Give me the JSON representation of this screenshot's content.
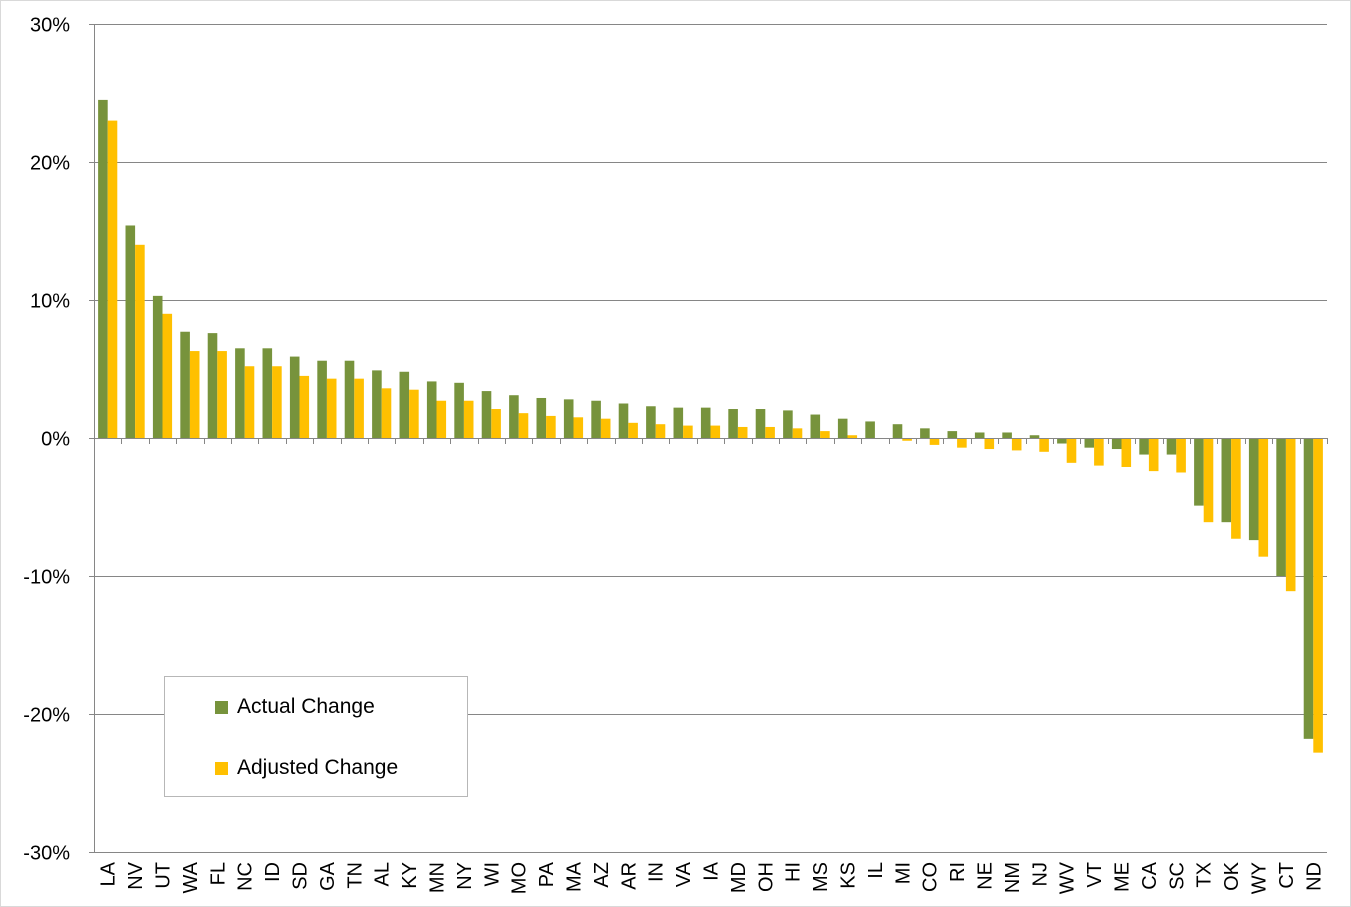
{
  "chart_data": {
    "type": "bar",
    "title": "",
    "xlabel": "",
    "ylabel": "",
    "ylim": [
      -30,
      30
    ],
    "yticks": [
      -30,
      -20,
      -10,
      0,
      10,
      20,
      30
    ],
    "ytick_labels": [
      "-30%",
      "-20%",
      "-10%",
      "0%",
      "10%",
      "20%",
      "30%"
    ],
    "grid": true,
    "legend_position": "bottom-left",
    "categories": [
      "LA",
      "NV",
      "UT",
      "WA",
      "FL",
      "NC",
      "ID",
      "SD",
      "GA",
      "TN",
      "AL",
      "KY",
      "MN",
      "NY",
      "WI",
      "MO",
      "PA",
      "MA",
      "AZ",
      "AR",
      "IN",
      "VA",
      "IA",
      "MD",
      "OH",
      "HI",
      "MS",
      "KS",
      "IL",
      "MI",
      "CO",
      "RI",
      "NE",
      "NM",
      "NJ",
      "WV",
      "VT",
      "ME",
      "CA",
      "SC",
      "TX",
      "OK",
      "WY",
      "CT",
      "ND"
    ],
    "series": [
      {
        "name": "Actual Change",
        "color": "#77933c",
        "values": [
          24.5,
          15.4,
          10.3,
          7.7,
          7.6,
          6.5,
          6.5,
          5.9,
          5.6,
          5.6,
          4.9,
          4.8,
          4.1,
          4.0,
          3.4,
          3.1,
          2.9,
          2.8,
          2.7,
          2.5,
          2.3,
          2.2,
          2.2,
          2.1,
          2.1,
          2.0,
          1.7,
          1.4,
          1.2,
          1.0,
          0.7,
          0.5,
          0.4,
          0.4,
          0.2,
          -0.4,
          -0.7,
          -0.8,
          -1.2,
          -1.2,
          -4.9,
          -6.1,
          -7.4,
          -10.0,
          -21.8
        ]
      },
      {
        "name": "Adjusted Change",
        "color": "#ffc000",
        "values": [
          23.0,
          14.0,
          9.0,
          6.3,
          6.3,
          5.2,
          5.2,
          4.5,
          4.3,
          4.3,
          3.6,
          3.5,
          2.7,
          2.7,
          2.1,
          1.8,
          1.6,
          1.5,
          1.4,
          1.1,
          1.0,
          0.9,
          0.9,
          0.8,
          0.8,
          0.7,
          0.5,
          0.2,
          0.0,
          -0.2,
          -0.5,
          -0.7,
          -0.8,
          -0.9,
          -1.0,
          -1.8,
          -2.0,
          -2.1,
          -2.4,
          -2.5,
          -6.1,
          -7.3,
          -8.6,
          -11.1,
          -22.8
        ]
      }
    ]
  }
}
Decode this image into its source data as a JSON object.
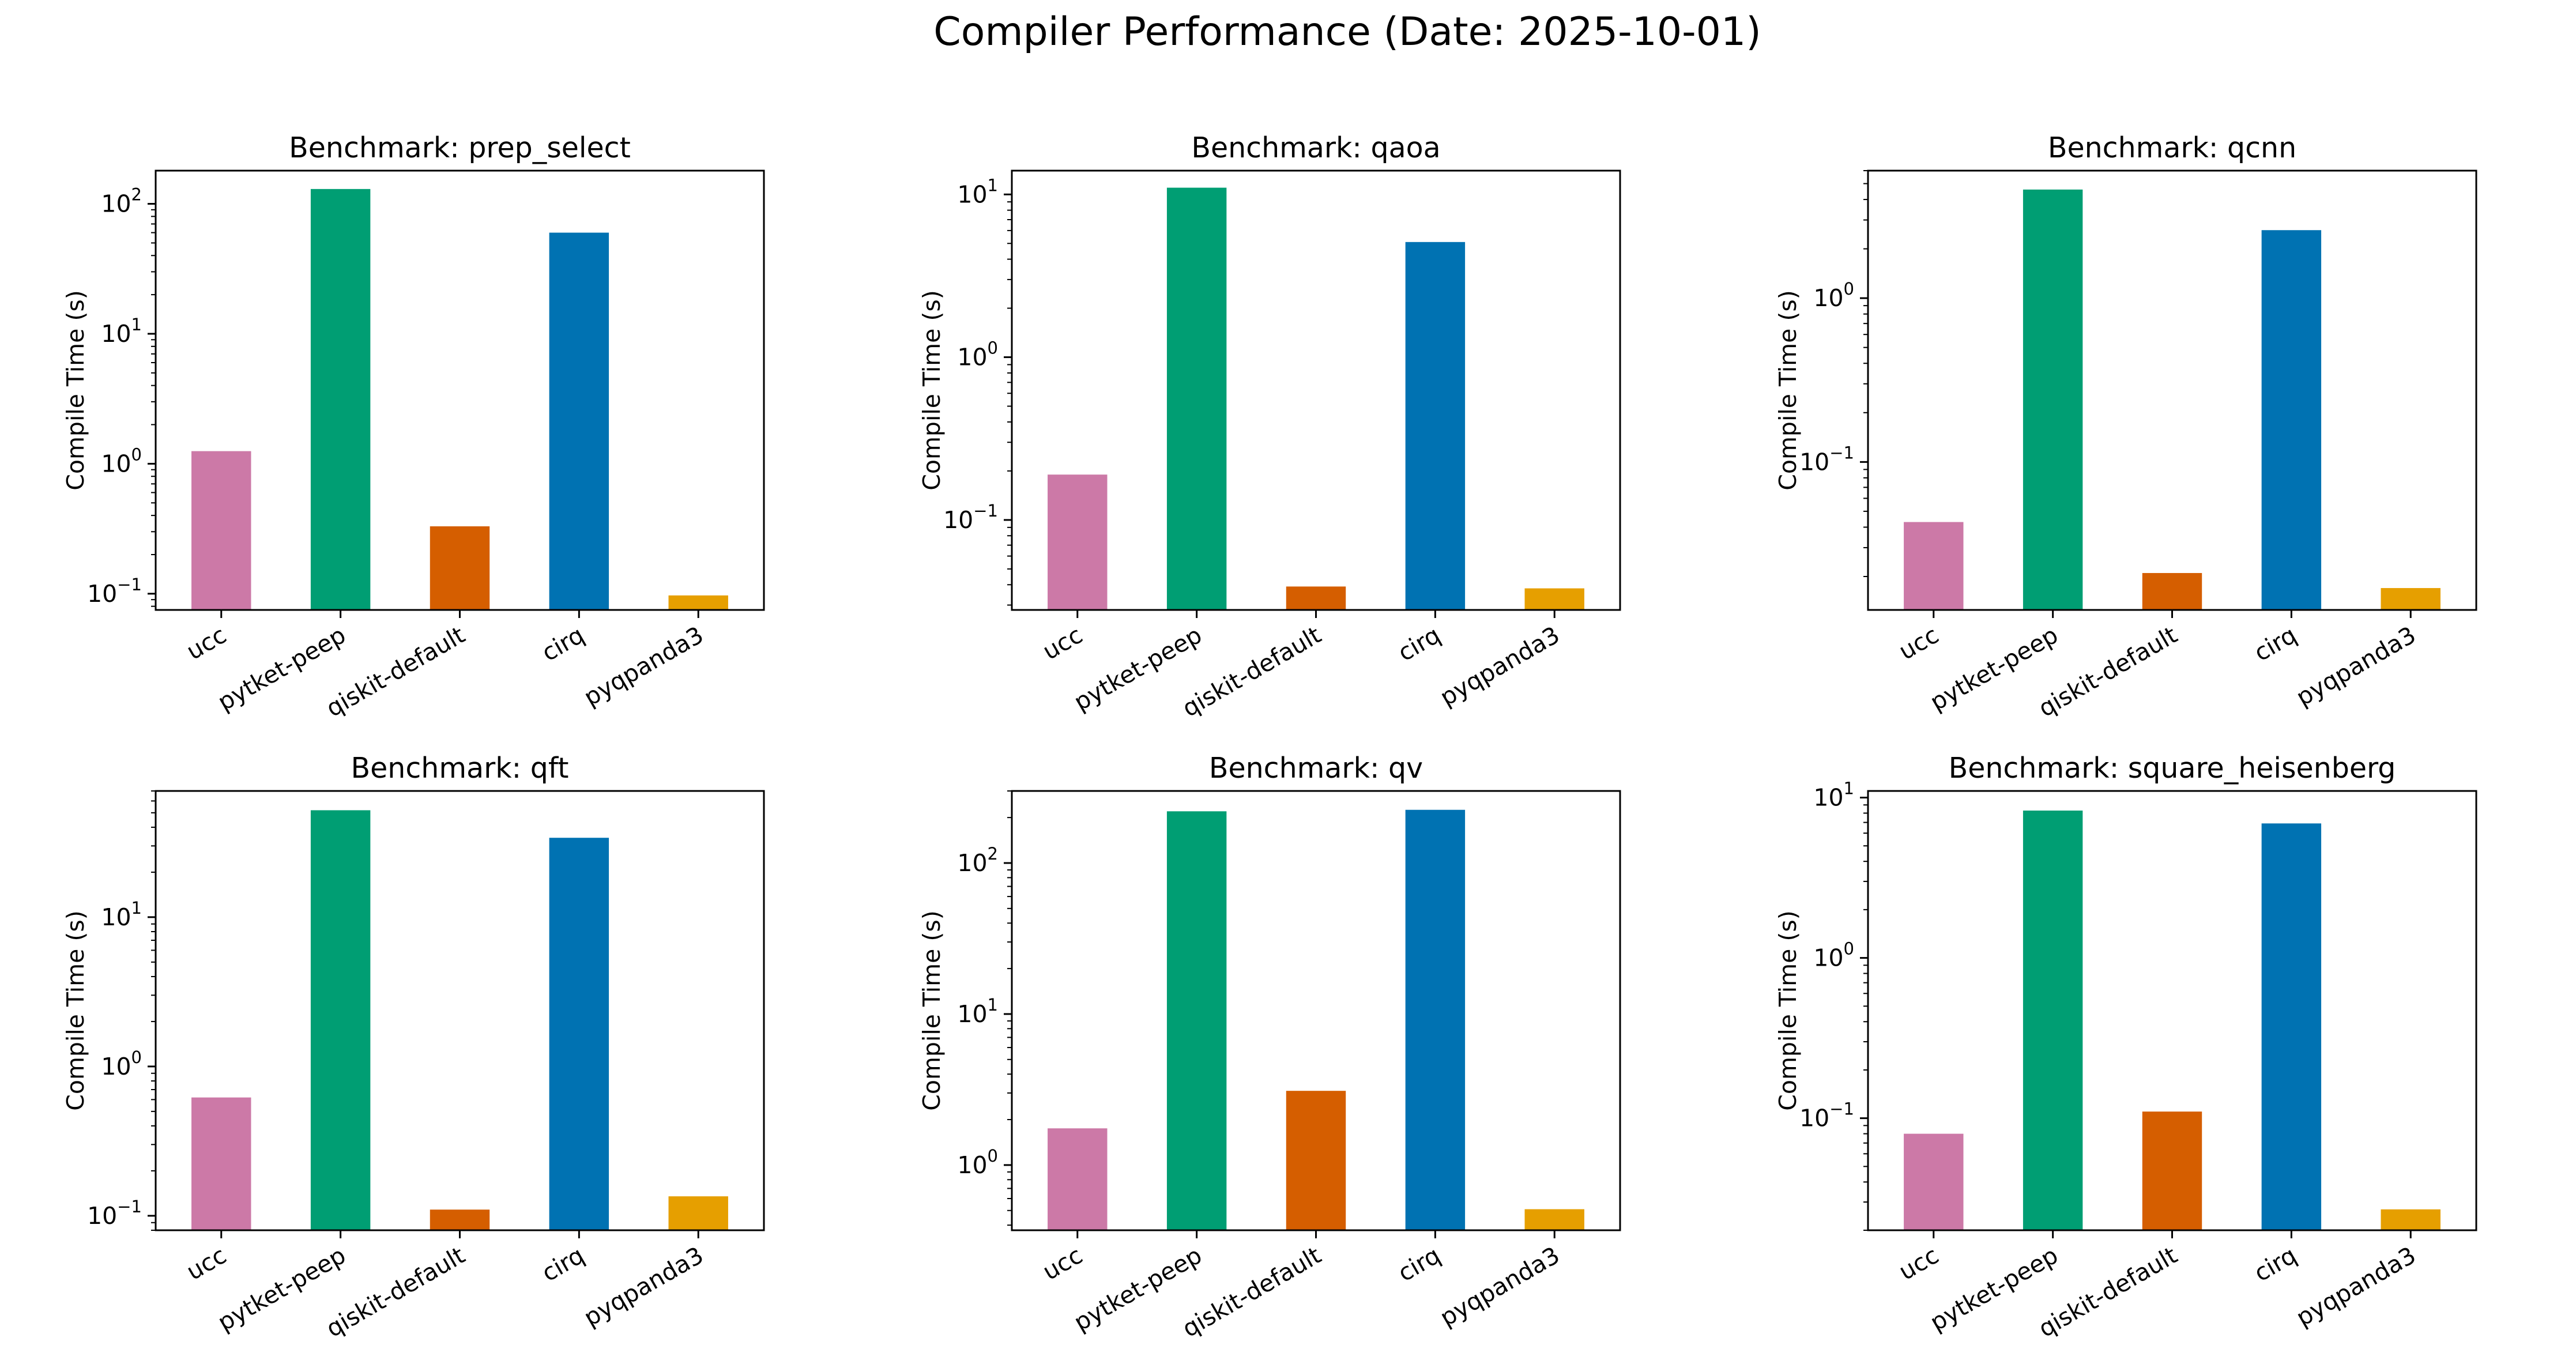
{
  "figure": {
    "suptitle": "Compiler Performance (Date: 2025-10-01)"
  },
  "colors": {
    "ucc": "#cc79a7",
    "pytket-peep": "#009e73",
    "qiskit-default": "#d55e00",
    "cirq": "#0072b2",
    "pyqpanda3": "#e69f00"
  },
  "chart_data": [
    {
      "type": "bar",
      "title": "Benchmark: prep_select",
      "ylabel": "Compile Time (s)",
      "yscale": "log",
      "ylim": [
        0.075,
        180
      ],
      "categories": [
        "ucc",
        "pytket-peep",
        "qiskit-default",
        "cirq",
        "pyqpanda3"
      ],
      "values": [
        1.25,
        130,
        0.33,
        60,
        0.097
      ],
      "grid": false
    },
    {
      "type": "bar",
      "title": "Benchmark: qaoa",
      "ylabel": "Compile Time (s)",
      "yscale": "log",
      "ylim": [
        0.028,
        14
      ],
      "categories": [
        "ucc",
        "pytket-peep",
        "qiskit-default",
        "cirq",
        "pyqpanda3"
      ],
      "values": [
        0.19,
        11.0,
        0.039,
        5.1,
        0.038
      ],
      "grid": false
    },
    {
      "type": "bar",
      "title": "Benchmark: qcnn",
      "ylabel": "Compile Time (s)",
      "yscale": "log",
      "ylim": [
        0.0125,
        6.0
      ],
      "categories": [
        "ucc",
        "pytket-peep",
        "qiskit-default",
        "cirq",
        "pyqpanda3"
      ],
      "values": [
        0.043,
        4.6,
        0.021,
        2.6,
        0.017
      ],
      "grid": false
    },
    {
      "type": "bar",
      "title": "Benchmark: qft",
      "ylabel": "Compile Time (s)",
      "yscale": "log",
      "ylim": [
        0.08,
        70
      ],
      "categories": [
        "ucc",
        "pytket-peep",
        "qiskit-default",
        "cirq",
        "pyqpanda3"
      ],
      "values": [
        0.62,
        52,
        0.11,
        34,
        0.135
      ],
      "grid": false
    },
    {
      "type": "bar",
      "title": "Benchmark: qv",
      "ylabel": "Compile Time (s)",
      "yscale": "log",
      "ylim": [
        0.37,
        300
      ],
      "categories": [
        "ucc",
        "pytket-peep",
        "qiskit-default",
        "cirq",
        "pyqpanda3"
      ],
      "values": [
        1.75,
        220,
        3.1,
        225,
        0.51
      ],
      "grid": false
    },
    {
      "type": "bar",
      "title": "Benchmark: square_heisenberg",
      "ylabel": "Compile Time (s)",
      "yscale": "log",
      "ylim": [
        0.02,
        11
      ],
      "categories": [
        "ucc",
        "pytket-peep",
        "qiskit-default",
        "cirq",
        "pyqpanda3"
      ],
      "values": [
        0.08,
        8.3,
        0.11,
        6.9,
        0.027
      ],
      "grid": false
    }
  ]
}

--

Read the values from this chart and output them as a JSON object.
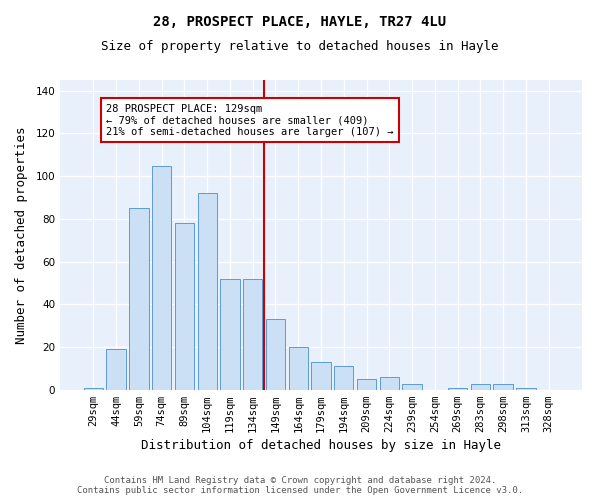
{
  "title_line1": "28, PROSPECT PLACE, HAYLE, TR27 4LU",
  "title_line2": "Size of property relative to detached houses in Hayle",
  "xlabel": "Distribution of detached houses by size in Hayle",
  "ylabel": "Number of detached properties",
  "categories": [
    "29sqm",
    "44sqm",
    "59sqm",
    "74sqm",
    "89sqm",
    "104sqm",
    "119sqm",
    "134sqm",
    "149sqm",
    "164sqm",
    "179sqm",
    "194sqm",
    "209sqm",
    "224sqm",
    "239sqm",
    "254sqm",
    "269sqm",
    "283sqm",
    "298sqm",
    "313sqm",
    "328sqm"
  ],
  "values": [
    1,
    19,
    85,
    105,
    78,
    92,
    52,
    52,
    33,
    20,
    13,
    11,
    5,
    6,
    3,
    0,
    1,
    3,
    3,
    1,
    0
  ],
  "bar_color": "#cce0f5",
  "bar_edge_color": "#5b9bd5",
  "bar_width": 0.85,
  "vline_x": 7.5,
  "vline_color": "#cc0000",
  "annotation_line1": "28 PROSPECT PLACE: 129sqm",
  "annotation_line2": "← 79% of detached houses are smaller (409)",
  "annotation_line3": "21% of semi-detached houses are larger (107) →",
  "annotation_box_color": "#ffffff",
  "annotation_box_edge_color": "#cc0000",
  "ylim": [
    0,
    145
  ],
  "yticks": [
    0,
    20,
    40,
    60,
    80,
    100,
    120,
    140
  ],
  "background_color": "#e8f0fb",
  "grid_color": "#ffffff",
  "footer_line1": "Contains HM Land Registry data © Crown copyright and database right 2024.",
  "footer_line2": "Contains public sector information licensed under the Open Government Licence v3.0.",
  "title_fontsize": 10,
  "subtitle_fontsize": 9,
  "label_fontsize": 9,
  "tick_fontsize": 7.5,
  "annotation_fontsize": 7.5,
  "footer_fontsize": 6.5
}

--- TASK DIRECTIONS ---
Copy out every line in the listing where the word "name" appears.

--- EXERCISE RESULT ---
        "name": "Actual Change",
        "name": "Adjusted Change",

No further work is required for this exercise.